<<<<

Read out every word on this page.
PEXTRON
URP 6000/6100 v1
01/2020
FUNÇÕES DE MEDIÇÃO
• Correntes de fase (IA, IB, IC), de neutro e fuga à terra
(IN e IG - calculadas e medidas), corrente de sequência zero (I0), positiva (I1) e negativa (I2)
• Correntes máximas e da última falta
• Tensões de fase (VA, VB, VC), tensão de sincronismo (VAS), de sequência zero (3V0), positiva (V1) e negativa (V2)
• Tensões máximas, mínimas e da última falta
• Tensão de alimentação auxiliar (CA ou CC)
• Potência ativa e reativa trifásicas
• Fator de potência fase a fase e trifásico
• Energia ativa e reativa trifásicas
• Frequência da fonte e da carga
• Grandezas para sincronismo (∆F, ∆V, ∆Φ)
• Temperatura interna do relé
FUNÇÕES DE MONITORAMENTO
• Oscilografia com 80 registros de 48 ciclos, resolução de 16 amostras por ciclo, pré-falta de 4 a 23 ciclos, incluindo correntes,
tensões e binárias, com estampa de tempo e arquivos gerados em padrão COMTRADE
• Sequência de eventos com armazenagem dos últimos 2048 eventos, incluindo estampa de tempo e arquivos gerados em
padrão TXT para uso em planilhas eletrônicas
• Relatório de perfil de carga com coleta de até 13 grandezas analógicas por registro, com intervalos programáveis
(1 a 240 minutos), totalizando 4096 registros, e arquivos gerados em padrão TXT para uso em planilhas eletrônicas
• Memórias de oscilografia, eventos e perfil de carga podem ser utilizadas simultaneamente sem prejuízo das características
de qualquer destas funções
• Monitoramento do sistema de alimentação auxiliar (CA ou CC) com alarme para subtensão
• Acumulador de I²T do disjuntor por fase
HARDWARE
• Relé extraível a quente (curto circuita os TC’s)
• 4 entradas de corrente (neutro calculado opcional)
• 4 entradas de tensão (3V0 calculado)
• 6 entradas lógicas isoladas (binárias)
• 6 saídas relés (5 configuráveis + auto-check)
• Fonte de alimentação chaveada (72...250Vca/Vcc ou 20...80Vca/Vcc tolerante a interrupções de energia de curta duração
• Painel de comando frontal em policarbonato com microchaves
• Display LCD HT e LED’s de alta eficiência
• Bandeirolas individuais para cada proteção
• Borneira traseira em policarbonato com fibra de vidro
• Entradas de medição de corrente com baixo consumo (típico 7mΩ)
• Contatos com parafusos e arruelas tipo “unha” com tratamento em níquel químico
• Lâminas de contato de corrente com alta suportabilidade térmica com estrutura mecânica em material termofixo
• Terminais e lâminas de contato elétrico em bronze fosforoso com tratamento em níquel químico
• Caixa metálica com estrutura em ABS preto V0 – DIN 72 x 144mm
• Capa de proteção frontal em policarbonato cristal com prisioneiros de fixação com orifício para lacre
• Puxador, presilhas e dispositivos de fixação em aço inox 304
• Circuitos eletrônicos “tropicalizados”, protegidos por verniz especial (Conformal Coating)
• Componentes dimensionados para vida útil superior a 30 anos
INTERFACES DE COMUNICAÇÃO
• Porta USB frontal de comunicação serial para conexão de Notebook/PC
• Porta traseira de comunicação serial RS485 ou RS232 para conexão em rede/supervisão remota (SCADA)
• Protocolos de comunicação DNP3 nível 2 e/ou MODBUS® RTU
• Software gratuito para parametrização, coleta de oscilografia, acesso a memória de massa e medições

>>>>

- **BRIEF**: Going through the entries above, report how many lines include the string "calculado". The number alone is the answer.

- **CORRECT RESULT**: 2